EXERCISE DETAILS:
Transcribe the records that follow in their entirety, omitting any pictures.

RECORDS FOR PROCESSING:

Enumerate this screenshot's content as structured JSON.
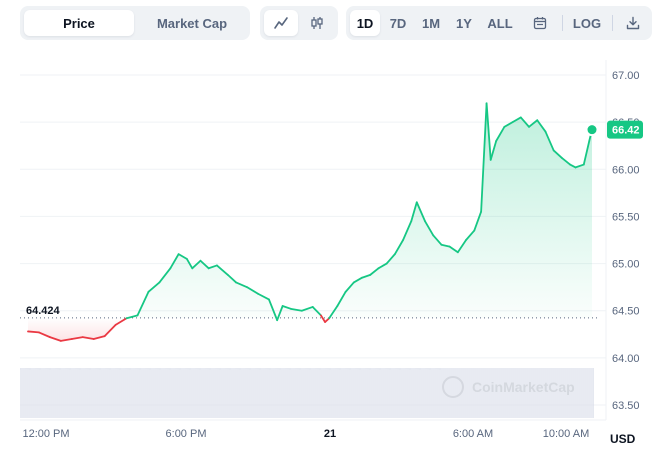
{
  "toolbar": {
    "metric_tabs": [
      {
        "label": "Price",
        "active": true
      },
      {
        "label": "Market Cap",
        "active": false
      }
    ],
    "chart_type_icons": [
      "line-chart-icon",
      "candlestick-icon"
    ],
    "ranges": [
      {
        "label": "1D",
        "active": true
      },
      {
        "label": "7D",
        "active": false
      },
      {
        "label": "1M",
        "active": false
      },
      {
        "label": "1Y",
        "active": false
      },
      {
        "label": "ALL",
        "active": false
      }
    ],
    "calendar_icon": "calendar-icon",
    "log_label": "LOG",
    "download_icon": "download-icon"
  },
  "chart_data": {
    "type": "line",
    "x_ticks": [
      "12:00 PM",
      "6:00 PM",
      "21",
      "6:00 AM",
      "10:00 AM"
    ],
    "y_ticks": [
      "67.00",
      "66.50",
      "66.00",
      "65.50",
      "65.00",
      "64.50",
      "64.00",
      "63.50"
    ],
    "ylim": [
      63.5,
      67.0
    ],
    "currency": "USD",
    "reference_value": 64.424,
    "reference_label": "64.424",
    "current_value": 66.42,
    "current_label": "66.42",
    "watermark": "CoinMarketCap",
    "colors": {
      "up": "#16c784",
      "down": "#ea3943",
      "grid": "#eff2f5",
      "volume": "#cfd6e4"
    },
    "series": [
      {
        "values": [
          [
            0,
            64.28
          ],
          [
            0.4,
            64.27
          ],
          [
            0.8,
            64.22
          ],
          [
            1.2,
            64.18
          ],
          [
            1.6,
            64.2
          ],
          [
            2.0,
            64.22
          ],
          [
            2.4,
            64.2
          ],
          [
            2.8,
            64.23
          ],
          [
            3.2,
            64.35
          ],
          [
            3.6,
            64.42
          ],
          [
            4.0,
            64.45
          ],
          [
            4.4,
            64.7
          ],
          [
            4.8,
            64.8
          ],
          [
            5.2,
            64.95
          ],
          [
            5.5,
            65.1
          ],
          [
            5.8,
            65.05
          ],
          [
            6.0,
            64.95
          ],
          [
            6.3,
            65.03
          ],
          [
            6.6,
            64.95
          ],
          [
            6.9,
            64.98
          ],
          [
            7.3,
            64.88
          ],
          [
            7.6,
            64.8
          ],
          [
            8.0,
            64.75
          ],
          [
            8.4,
            64.68
          ],
          [
            8.8,
            64.62
          ],
          [
            9.1,
            64.4
          ],
          [
            9.3,
            64.55
          ],
          [
            9.6,
            64.52
          ],
          [
            10.0,
            64.5
          ],
          [
            10.4,
            64.54
          ],
          [
            10.7,
            64.45
          ],
          [
            10.85,
            64.38
          ],
          [
            11.0,
            64.42
          ],
          [
            11.3,
            64.55
          ],
          [
            11.6,
            64.7
          ],
          [
            11.9,
            64.8
          ],
          [
            12.2,
            64.85
          ],
          [
            12.5,
            64.88
          ],
          [
            12.8,
            64.95
          ],
          [
            13.1,
            65.0
          ],
          [
            13.4,
            65.1
          ],
          [
            13.7,
            65.25
          ],
          [
            14.0,
            65.45
          ],
          [
            14.2,
            65.65
          ],
          [
            14.5,
            65.45
          ],
          [
            14.8,
            65.3
          ],
          [
            15.1,
            65.2
          ],
          [
            15.4,
            65.18
          ],
          [
            15.7,
            65.12
          ],
          [
            16.0,
            65.25
          ],
          [
            16.3,
            65.35
          ],
          [
            16.55,
            65.55
          ],
          [
            16.75,
            66.7
          ],
          [
            16.9,
            66.1
          ],
          [
            17.1,
            66.3
          ],
          [
            17.4,
            66.45
          ],
          [
            17.7,
            66.5
          ],
          [
            18.0,
            66.55
          ],
          [
            18.3,
            66.45
          ],
          [
            18.6,
            66.52
          ],
          [
            18.9,
            66.4
          ],
          [
            19.2,
            66.2
          ],
          [
            19.5,
            66.12
          ],
          [
            19.8,
            66.05
          ],
          [
            20.0,
            66.02
          ],
          [
            20.3,
            66.05
          ],
          [
            20.5,
            66.3
          ],
          [
            20.6,
            66.42
          ]
        ]
      }
    ],
    "x_range": [
      0,
      20.6
    ]
  }
}
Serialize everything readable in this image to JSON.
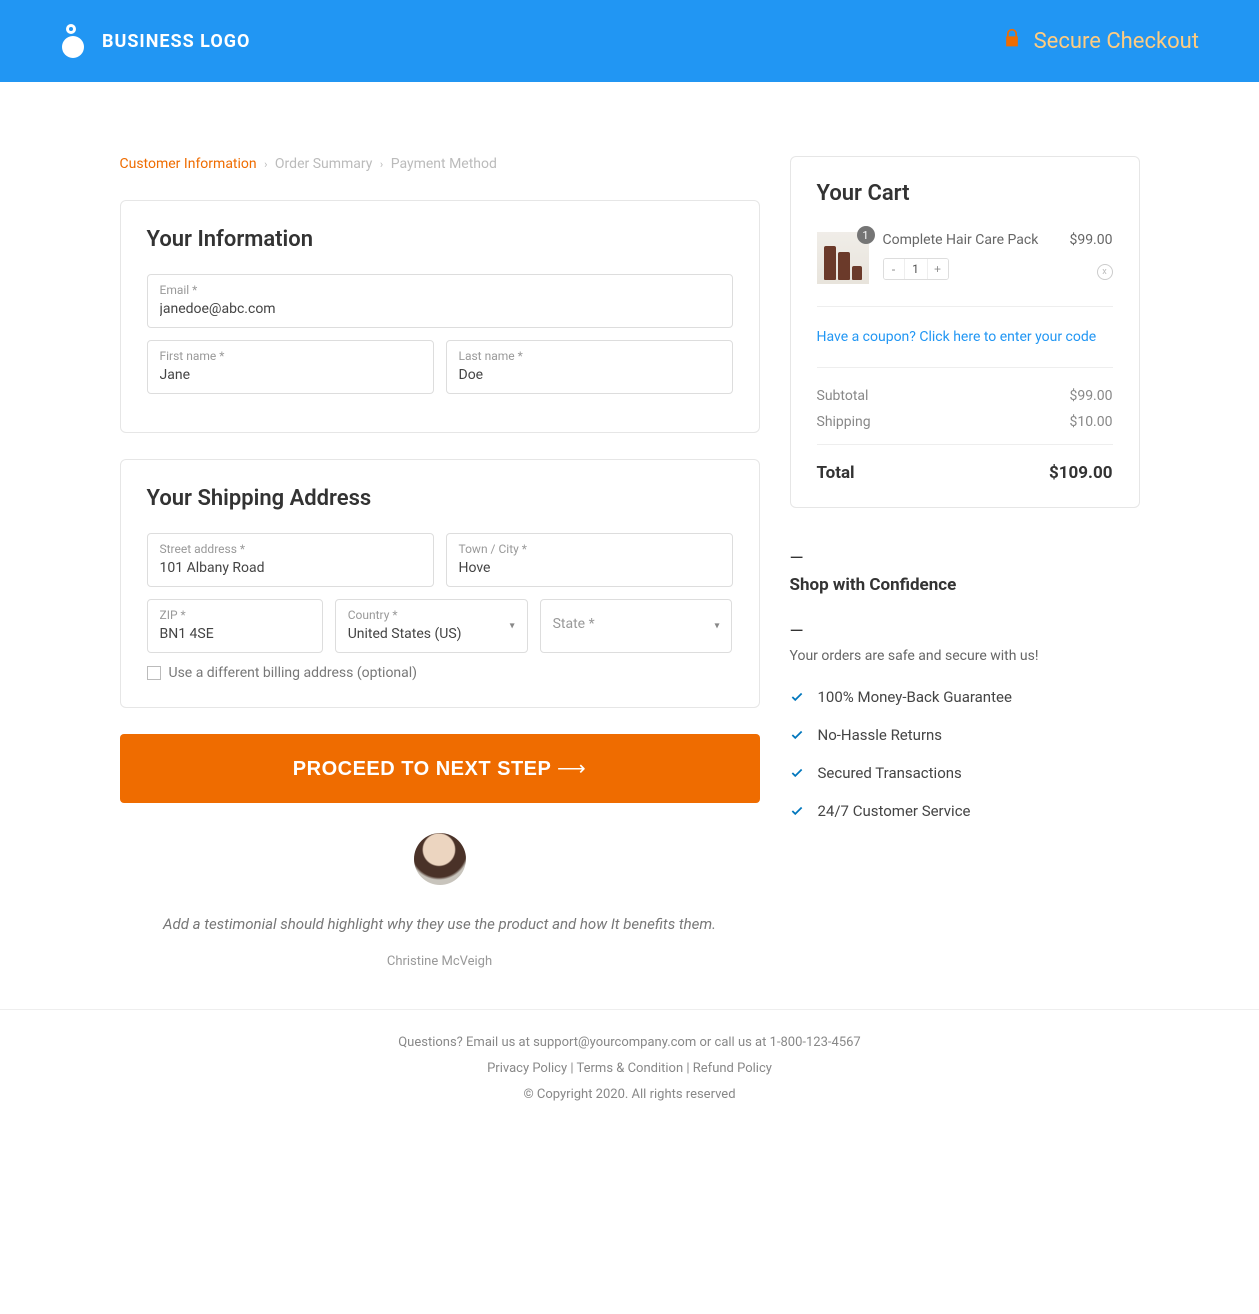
{
  "header": {
    "logo_text": "BUSINESS LOGO",
    "secure_text": "Secure Checkout"
  },
  "breadcrumb": {
    "step1": "Customer Information",
    "step2": "Order Summary",
    "step3": "Payment Method"
  },
  "info": {
    "heading": "Your Information",
    "email_label": "Email *",
    "email_value": "janedoe@abc.com",
    "first_label": "First name *",
    "first_value": "Jane",
    "last_label": "Last name *",
    "last_value": "Doe"
  },
  "shipping": {
    "heading": "Your Shipping Address",
    "street_label": "Street address *",
    "street_value": "101 Albany Road",
    "city_label": "Town / City *",
    "city_value": "Hove",
    "zip_label": "ZIP *",
    "zip_value": "BN1 4SE",
    "country_label": "Country *",
    "country_value": "United States (US)",
    "state_label": "State *",
    "diff_billing": "Use a different billing address (optional)"
  },
  "proceed_label": "PROCEED TO NEXT STEP",
  "testimonial": {
    "quote": "Add a testimonial should highlight why they use the product and how It benefits them.",
    "author": "Christine McVeigh"
  },
  "cart": {
    "heading": "Your Cart",
    "item_name": "Complete Hair Care Pack",
    "item_qty_badge": "1",
    "item_qty_value": "1",
    "item_price": "$99.00",
    "remove_char": "x",
    "coupon_text": "Have a coupon? Click here to enter your code",
    "subtotal_label": "Subtotal",
    "subtotal_value": "$99.00",
    "shipping_label": "Shipping",
    "shipping_value": "$10.00",
    "total_label": "Total",
    "total_value": "$109.00"
  },
  "confidence": {
    "dash": "—",
    "heading": "Shop with Confidence",
    "sub": "Your orders are safe and secure with us!",
    "b1": "100% Money-Back Guarantee",
    "b2": "No-Hassle Returns",
    "b3": "Secured Transactions",
    "b4": "24/7 Customer Service"
  },
  "footer": {
    "contact_pre": "Questions? Email us at ",
    "contact_email": "support@yourcompany.com",
    "contact_mid": " or call us at ",
    "contact_phone": "1-800-123-4567",
    "privacy": "Privacy Policy",
    "terms": "Terms & Condition ",
    "refund": "Refund Policy",
    "sep": " | ",
    "copyright": "© Copyright 2020. All rights reserved"
  }
}
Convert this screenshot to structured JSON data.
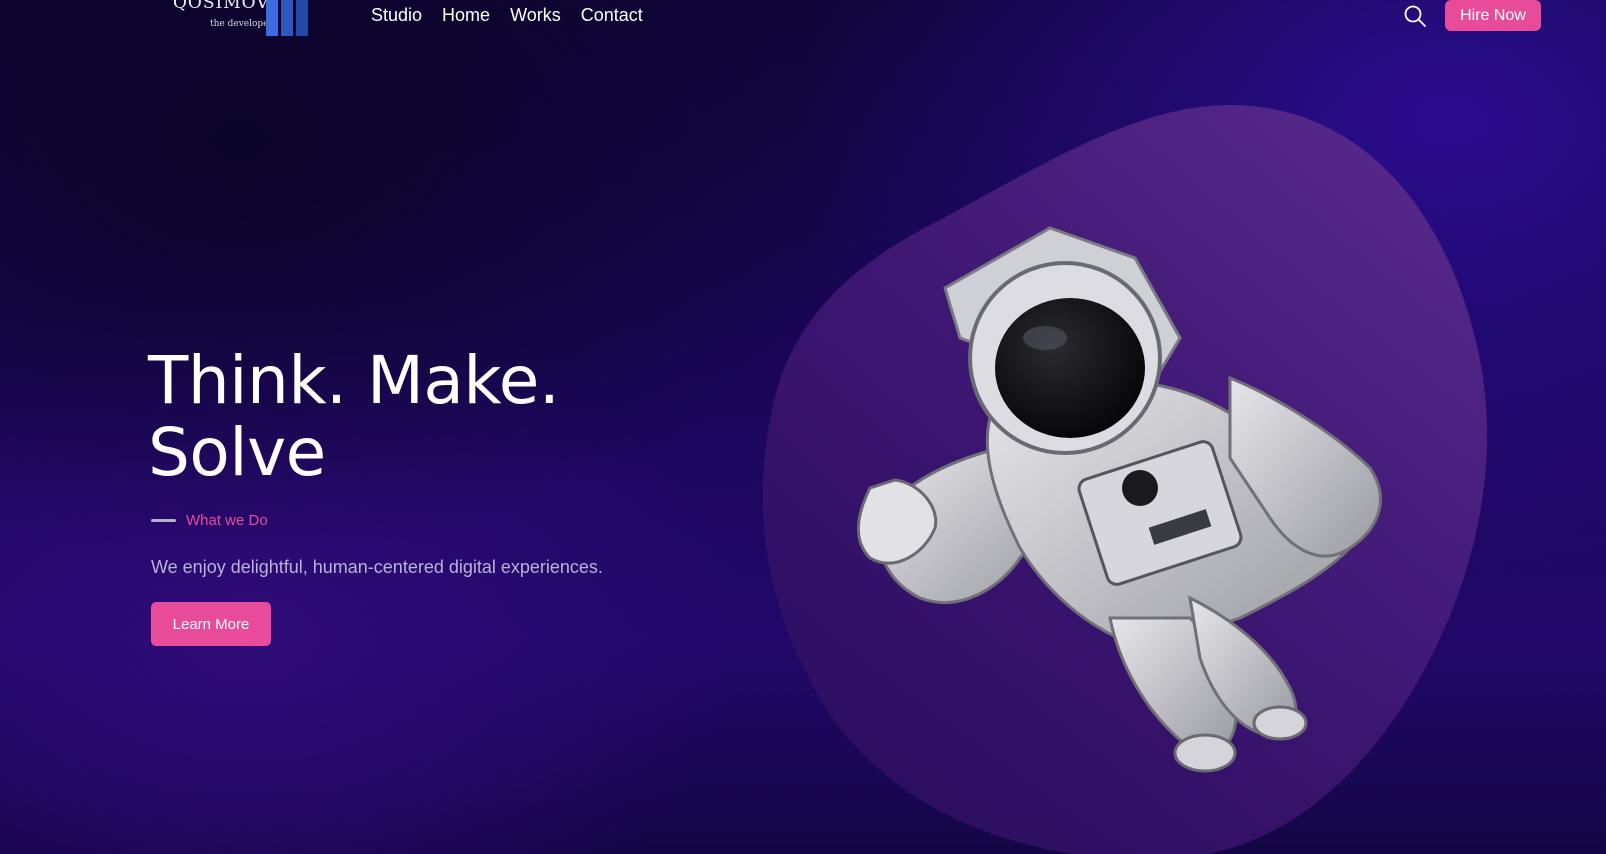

FINISHED ANSWER:
Enumerate this screenshot's content as structured JSON.
{
  "toolbar": {
    "metric_tabs": [
      {
        "label": "Price",
        "active": true
      },
      {
        "label": "Market Cap",
        "active": false
      }
    ],
    "chart_type_icons": [
      "line-chart-icon",
      "candlestick-icon"
    ],
    "ranges": [
      {
        "label": "1D",
        "active": true
      },
      {
        "label": "7D",
        "active": false
      },
      {
        "label": "1M",
        "active": false
      },
      {
        "label": "1Y",
        "active": false
      },
      {
        "label": "ALL",
        "active": false
      }
    ],
    "calendar_icon": "calendar-icon",
    "log_label": "LOG",
    "download_icon": "download-icon"
  },
  "chart_data": {
    "type": "line",
    "x_ticks": [
      "12:00 PM",
      "6:00 PM",
      "21",
      "6:00 AM",
      "10:00 AM"
    ],
    "y_ticks": [
      "67.00",
      "66.50",
      "66.00",
      "65.50",
      "65.00",
      "64.50",
      "64.00",
      "63.50"
    ],
    "ylim": [
      63.5,
      67.0
    ],
    "currency": "USD",
    "reference_value": 64.424,
    "reference_label": "64.424",
    "current_value": 66.42,
    "current_label": "66.42",
    "watermark": "CoinMarketCap",
    "colors": {
      "up": "#16c784",
      "down": "#ea3943",
      "grid": "#eff2f5",
      "volume": "#cfd6e4"
    },
    "series": [
      {
        "values": [
          [
            0,
            64.28
          ],
          [
            0.4,
            64.27
          ],
          [
            0.8,
            64.22
          ],
          [
            1.2,
            64.18
          ],
          [
            1.6,
            64.2
          ],
          [
            2.0,
            64.22
          ],
          [
            2.4,
            64.2
          ],
          [
            2.8,
            64.23
          ],
          [
            3.2,
            64.35
          ],
          [
            3.6,
            64.42
          ],
          [
            4.0,
            64.45
          ],
          [
            4.4,
            64.7
          ],
          [
            4.8,
            64.8
          ],
          [
            5.2,
            64.95
          ],
          [
            5.5,
            65.1
          ],
          [
            5.8,
            65.05
          ],
          [
            6.0,
            64.95
          ],
          [
            6.3,
            65.03
          ],
          [
            6.6,
            64.95
          ],
          [
            6.9,
            64.98
          ],
          [
            7.3,
            64.88
          ],
          [
            7.6,
            64.8
          ],
          [
            8.0,
            64.75
          ],
          [
            8.4,
            64.68
          ],
          [
            8.8,
            64.62
          ],
          [
            9.1,
            64.4
          ],
          [
            9.3,
            64.55
          ],
          [
            9.6,
            64.52
          ],
          [
            10.0,
            64.5
          ],
          [
            10.4,
            64.54
          ],
          [
            10.7,
            64.45
          ],
          [
            10.85,
            64.38
          ],
          [
            11.0,
            64.42
          ],
          [
            11.3,
            64.55
          ],
          [
            11.6,
            64.7
          ],
          [
            11.9,
            64.8
          ],
          [
            12.2,
            64.85
          ],
          [
            12.5,
            64.88
          ],
          [
            12.8,
            64.95
          ],
          [
            13.1,
            65.0
          ],
          [
            13.4,
            65.1
          ],
          [
            13.7,
            65.25
          ],
          [
            14.0,
            65.45
          ],
          [
            14.2,
            65.65
          ],
          [
            14.5,
            65.45
          ],
          [
            14.8,
            65.3
          ],
          [
            15.1,
            65.2
          ],
          [
            15.4,
            65.18
          ],
          [
            15.7,
            65.12
          ],
          [
            16.0,
            65.25
          ],
          [
            16.3,
            65.35
          ],
          [
            16.55,
            65.55
          ],
          [
            16.75,
            66.7
          ],
          [
            16.9,
            66.1
          ],
          [
            17.1,
            66.3
          ],
          [
            17.4,
            66.45
          ],
          [
            17.7,
            66.5
          ],
          [
            18.0,
            66.55
          ],
          [
            18.3,
            66.45
          ],
          [
            18.6,
            66.52
          ],
          [
            18.9,
            66.4
          ],
          [
            19.2,
            66.2
          ],
          [
            19.5,
            66.12
          ],
          [
            19.8,
            66.05
          ],
          [
            20.0,
            66.02
          ],
          [
            20.3,
            66.05
          ],
          [
            20.5,
            66.3
          ],
          [
            20.6,
            66.42
          ]
        ]
      }
    ],
    "x_range": [
      0,
      20.6
    ]
  }
}
Serialize everything readable in this image to JSON.
{
  "header": {
    "logo_text": "BUSINESS LOGO",
    "secure_text": "Secure Checkout"
  },
  "breadcrumb": {
    "step1": "Customer Information",
    "step2": "Order Summary",
    "step3": "Payment Method"
  },
  "info": {
    "heading": "Your Information",
    "email_label": "Email *",
    "email_value": "janedoe@abc.com",
    "first_label": "First name *",
    "first_value": "Jane",
    "last_label": "Last name *",
    "last_value": "Doe"
  },
  "shipping": {
    "heading": "Your Shipping Address",
    "street_label": "Street address *",
    "street_value": "101 Albany Road",
    "city_label": "Town / City *",
    "city_value": "Hove",
    "zip_label": "ZIP *",
    "zip_value": "BN1 4SE",
    "country_label": "Country *",
    "country_value": "United States (US)",
    "state_label": "State *",
    "diff_billing": "Use a different billing address (optional)"
  },
  "proceed_label": "PROCEED TO NEXT STEP",
  "testimonial": {
    "quote": "Add a testimonial should highlight why they use the product and how It benefits them.",
    "author": "Christine McVeigh"
  },
  "cart": {
    "heading": "Your Cart",
    "item_name": "Complete Hair Care Pack",
    "item_qty_badge": "1",
    "item_qty_value": "1",
    "item_price": "$99.00",
    "remove_char": "x",
    "coupon_text": "Have a coupon? Click here to enter your code",
    "subtotal_label": "Subtotal",
    "subtotal_value": "$99.00",
    "shipping_label": "Shipping",
    "shipping_value": "$10.00",
    "total_label": "Total",
    "total_value": "$109.00"
  },
  "confidence": {
    "dash": "—",
    "heading": "Shop with Confidence",
    "sub": "Your orders are safe and secure with us!",
    "b1": "100% Money-Back Guarantee",
    "b2": "No-Hassle Returns",
    "b3": "Secured Transactions",
    "b4": "24/7 Customer Service"
  },
  "footer": {
    "contact_pre": "Questions? Email us at ",
    "contact_email": "support@yourcompany.com",
    "contact_mid": " or call us at ",
    "contact_phone": "1-800-123-4567",
    "privacy": "Privacy Policy",
    "terms": "Terms & Condition ",
    "refund": "Refund Policy",
    "sep": " | ",
    "copyright": "© Copyright 2020. All rights reserved"
  }
}
Convert this screenshot to structured JSON data.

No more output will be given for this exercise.